(Bounding box annotations)
----

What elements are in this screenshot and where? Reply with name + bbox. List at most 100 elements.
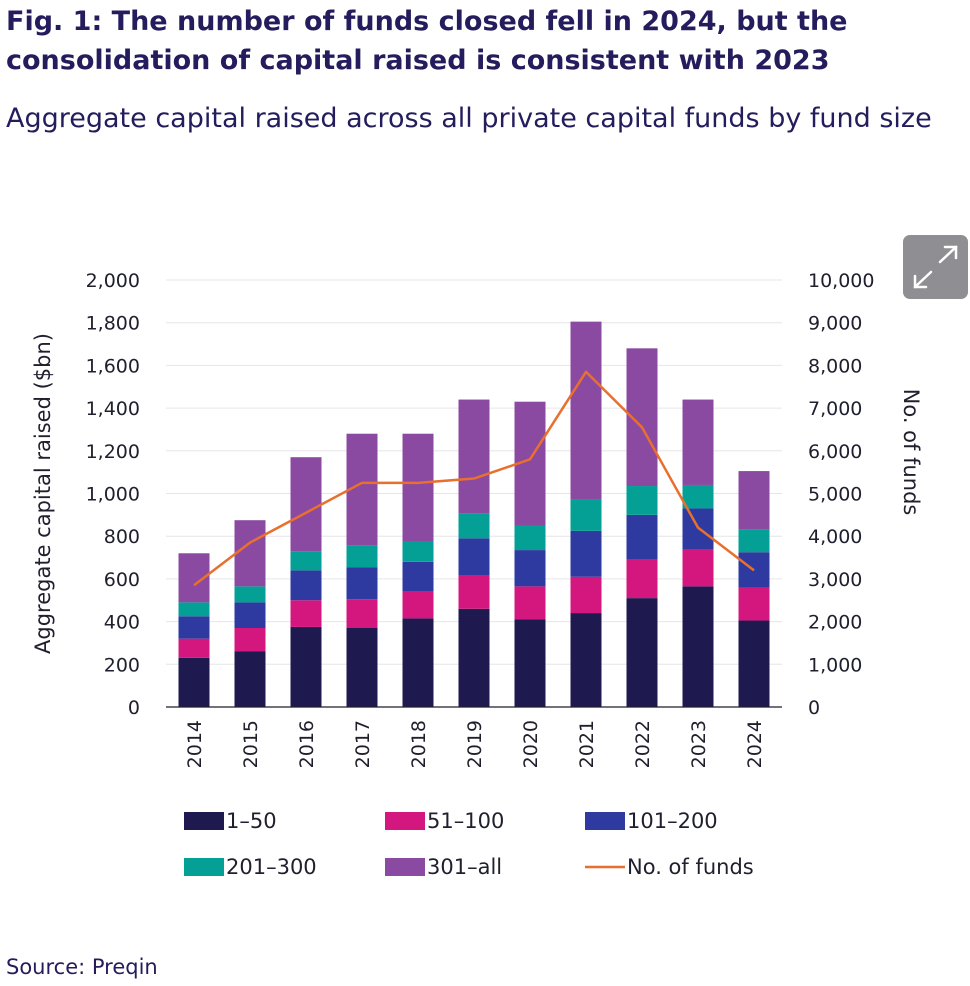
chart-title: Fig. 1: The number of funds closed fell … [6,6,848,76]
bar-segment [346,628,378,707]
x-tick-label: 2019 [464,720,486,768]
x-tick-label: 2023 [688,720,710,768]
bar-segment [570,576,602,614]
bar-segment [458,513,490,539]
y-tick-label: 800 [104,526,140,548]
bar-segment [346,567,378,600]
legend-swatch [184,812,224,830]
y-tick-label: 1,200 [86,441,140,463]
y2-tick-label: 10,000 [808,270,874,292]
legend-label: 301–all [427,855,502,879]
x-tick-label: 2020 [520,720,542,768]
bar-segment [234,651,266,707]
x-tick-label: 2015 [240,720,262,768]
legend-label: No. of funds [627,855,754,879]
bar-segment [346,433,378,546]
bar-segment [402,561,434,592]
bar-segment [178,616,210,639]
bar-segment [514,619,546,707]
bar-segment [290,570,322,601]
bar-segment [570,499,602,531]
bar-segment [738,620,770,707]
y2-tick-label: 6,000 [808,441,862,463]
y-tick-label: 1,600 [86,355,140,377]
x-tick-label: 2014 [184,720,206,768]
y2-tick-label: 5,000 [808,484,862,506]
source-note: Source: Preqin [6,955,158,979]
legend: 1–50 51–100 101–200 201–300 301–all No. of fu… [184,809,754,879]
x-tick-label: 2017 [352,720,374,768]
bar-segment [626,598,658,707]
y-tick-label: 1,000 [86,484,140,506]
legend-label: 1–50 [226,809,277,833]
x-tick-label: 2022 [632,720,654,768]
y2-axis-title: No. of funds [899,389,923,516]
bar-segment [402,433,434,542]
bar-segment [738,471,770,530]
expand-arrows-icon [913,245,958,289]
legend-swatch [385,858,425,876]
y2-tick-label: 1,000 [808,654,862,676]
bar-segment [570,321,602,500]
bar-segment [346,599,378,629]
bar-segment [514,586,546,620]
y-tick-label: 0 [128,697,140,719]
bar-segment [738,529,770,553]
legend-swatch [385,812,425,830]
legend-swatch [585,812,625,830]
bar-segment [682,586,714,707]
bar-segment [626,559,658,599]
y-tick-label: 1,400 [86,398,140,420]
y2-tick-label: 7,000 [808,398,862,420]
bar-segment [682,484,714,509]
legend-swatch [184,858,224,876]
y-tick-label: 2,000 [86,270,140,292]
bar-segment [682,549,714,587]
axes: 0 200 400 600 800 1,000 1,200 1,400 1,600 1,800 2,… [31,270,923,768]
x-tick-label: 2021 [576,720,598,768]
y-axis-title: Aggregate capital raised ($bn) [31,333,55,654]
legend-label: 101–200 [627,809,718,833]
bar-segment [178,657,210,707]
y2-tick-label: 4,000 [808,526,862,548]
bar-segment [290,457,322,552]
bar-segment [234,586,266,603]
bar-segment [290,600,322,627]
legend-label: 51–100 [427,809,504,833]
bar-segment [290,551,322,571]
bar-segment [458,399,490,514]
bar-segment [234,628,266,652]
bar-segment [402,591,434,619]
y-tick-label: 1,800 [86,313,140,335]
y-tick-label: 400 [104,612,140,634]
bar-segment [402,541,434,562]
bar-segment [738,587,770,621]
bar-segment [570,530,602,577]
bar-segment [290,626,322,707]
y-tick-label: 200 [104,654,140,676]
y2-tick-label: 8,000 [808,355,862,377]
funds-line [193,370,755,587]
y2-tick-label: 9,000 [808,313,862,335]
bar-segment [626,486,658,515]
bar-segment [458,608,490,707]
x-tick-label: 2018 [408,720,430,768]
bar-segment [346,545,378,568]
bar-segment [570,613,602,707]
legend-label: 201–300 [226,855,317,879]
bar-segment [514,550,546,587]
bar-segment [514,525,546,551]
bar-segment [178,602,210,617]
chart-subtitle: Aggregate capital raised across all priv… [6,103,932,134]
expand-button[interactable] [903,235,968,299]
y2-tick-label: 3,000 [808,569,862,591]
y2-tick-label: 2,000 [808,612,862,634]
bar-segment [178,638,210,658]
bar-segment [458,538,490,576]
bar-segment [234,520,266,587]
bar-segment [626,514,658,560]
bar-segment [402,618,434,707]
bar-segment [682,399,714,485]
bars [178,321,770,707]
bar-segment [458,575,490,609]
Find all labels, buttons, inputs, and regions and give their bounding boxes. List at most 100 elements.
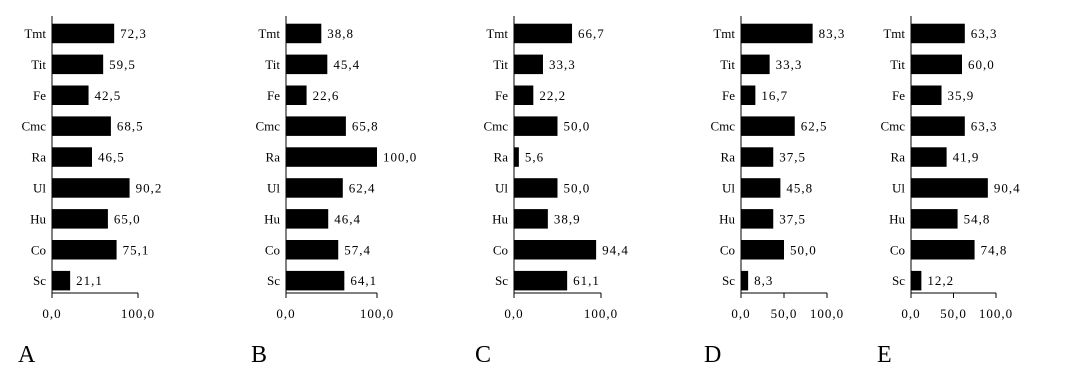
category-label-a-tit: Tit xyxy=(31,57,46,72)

----

■ Problem description ■
Arrange every line of the entries above as a Markdown table with the columns Row and Line, numbering the rows and skipping blank lines. Leave the pictures out.

■ Output for this task ■
| Row | Line |
|---|---|
| 1 | What elements are in this screenshot and where? Reply with name + bbox. List at most 100 elements. |
| 2 | chart-title: Fig. 1: The number of funds closed fell … [6,6,848,76] |
| 3 | bar-segment [346,628,378,707] |
| 4 | x-tick-label: 2019 [464,720,486,768] |
| 5 | x-tick-label: 2023 [688,720,710,768] |
| 6 | bar-segment [570,576,602,614] |
| 7 | bar-segment [458,513,490,539] |
| 8 | y-tick-label: 800 [104,526,140,548] |
| 9 | bar-segment [346,567,378,600] |
| 10 | legend-swatch [184,812,224,830] |
| 11 | y-tick-label: 1,200 [86,441,140,463] |
| 12 | y2-tick-label: 10,000 [808,270,874,292] |
| 13 | legend-label: 301–all [427,855,502,879] |
| 14 | x-tick-label: 2020 [520,720,542,768] |
| 15 | bar-segment [234,651,266,707] |
| 16 | x-tick-label: 2015 [240,720,262,768] |
| 17 | legend-label: No. of funds [627,855,754,879] |
| 18 | bar-segment [346,433,378,546] |
| 19 | bar-segment [402,561,434,592] |
| 20 | bar-segment [178,616,210,639] |
| 21 | bar-segment [514,619,546,707] |
| 22 | bar-segment [290,570,322,601] |
| 23 | bar-segment [570,499,602,531] |
| 24 | bar-segment [738,620,770,707] |
| 25 | y2-tick-label: 6,000 [808,441,862,463] |
| 26 | y-tick-label: 1,600 [86,355,140,377] |
| 27 | x-tick-label: 2014 [184,720,206,768] |
| 28 | y2-tick-label: 5,000 [808,484,862,506] |
| 29 | source-note: Source: Preqin [6,955,158,979] |
| 30 | legend: 1–50 51–100 101–200 201–300 301–all No. of fu… [184,809,754,879] |
| 31 | x-tick-label: 2017 [352,720,374,768] |
| 32 | bar-segment [626,598,658,707] |
| 33 | y-tick-label: 1,000 [86,484,140,506] |
| 34 | legend-label: 1–50 [226,809,277,833] |
| 35 | x-tick-label: 2022 [632,720,654,768] |
| 36 | y2-axis-title: No. of funds [899,389,923,516] |
| 37 | bar-segment [402,433,434,542] |
| 38 | bar-segment [738,471,770,530] |
| 39 | expand-arrows-icon [913,245,958,289] |
| 40 | legend-swatch [385,858,425,876] |
| 41 | y2-tick-label: 1,000 [808,654,862,676] |
| 42 | bar-segment [570,321,602,500] |
| 43 | bar-segment [346,599,378,629] |
| 44 | bar-segment [514,586,546,620] |
| 45 | y-tick-label: 0 [128,697,140,719] |
| 46 | bar-segment [738,529,770,553] |
| 47 | legend-swatch [385,812,425,830] |
| 48 | legend-swatch [585,812,625,830] |
| 49 | bar-segment [682,586,714,707] |
| 50 | bar-segment [626,559,658,599] |
| 51 | y-tick-label: 1,400 [86,398,140,420] |
| 52 | y2-tick-label: 7,000 [808,398,862,420] |
| 53 | bar-segment [682,484,714,509] |
| 54 | legend-swatch [184,858,224,876] |
| 55 | y-tick-label: 2,000 [86,270,140,292] |
| 56 | bar-segment [682,549,714,587] |
| 57 | axes: 0 200 400 600 800 1,000 1,200 1,400 1,600 1,800 2,… [31,270,923,768] |
| 58 | x-tick-label: 2021 [576,720,598,768] |
| 59 | y-axis-title: Aggregate capital raised ($bn) [31,333,55,654] |
| 60 | legend-label: 101–200 [627,809,718,833] |
| 61 | bar-segment [178,657,210,707] |
| 62 | y2-tick-label: 4,000 [808,526,862,548] |
| 63 | bar-segment [290,457,322,552] |
| 64 | bar-segment [234,586,266,603] |
| 65 | bar-segment [290,600,322,627] |
| 66 | legend-label: 51–100 [427,809,504,833] |
| 67 | bar-segment [290,551,322,571] |
| 68 | bar-segment [458,399,490,514] |
| 69 | bar-segment [234,628,266,652] |
| 70 | bar-segment [402,591,434,619] |
| 71 | y-tick-label: 1,800 [86,313,140,335] |
| 72 | y-tick-label: 400 [104,612,140,634] |
| 73 | bar-segment [402,541,434,562] |
| 74 | bar-segment [738,587,770,621] |
| 75 | bar-segment [570,530,602,577] |
| 76 | bar-segment [290,626,322,707] |
| 77 | y-tick-label: 200 [104,654,140,676] |
| 78 | y2-tick-label: 8,000 [808,355,862,377] |
| 79 | funds-line [193,370,755,587] |
| 80 | y2-tick-label: 9,000 [808,313,862,335] |
| 81 | bar-segment [626,486,658,515] |
| 82 | bar-segment [458,608,490,707] |
| 83 | x-tick-label: 2018 [408,720,430,768] |
| 84 | bar-segment [346,545,378,568] |
| 85 | bar-segment [570,613,602,707] |
| 86 | legend-label: 201–300 [226,855,317,879] |
| 87 | bar-segment [514,550,546,587] |
| 88 | bar-segment [514,525,546,551] |
| 89 | bar-segment [178,602,210,617] |
| 90 | chart-subtitle: Aggregate capital raised across all priv… [6,103,932,134] |
| 91 | expand-button[interactable] [903,235,968,299] |
| 92 | y2-tick-label: 3,000 [808,569,862,591] |
| 93 | y2-tick-label: 2,000 [808,612,862,634] |
| 94 | bar-segment [178,638,210,658] |
| 95 | bar-segment [458,538,490,576] |
| 96 | bar-segment [234,520,266,587] |
| 97 | bar-segment [626,514,658,560] |
| 98 | bar-segment [402,618,434,707] |
| 99 | bar-segment [682,399,714,485] |
| 100 | bars [178,321,770,707] |
| 101 | bar-segment [458,575,490,609] |
| 102 | Find all labels, buttons, inputs, and regions and give their bounding boxes. List at most 100 elements. |
| 103 | category-label-a-tit: Tit xyxy=(31,57,46,72) |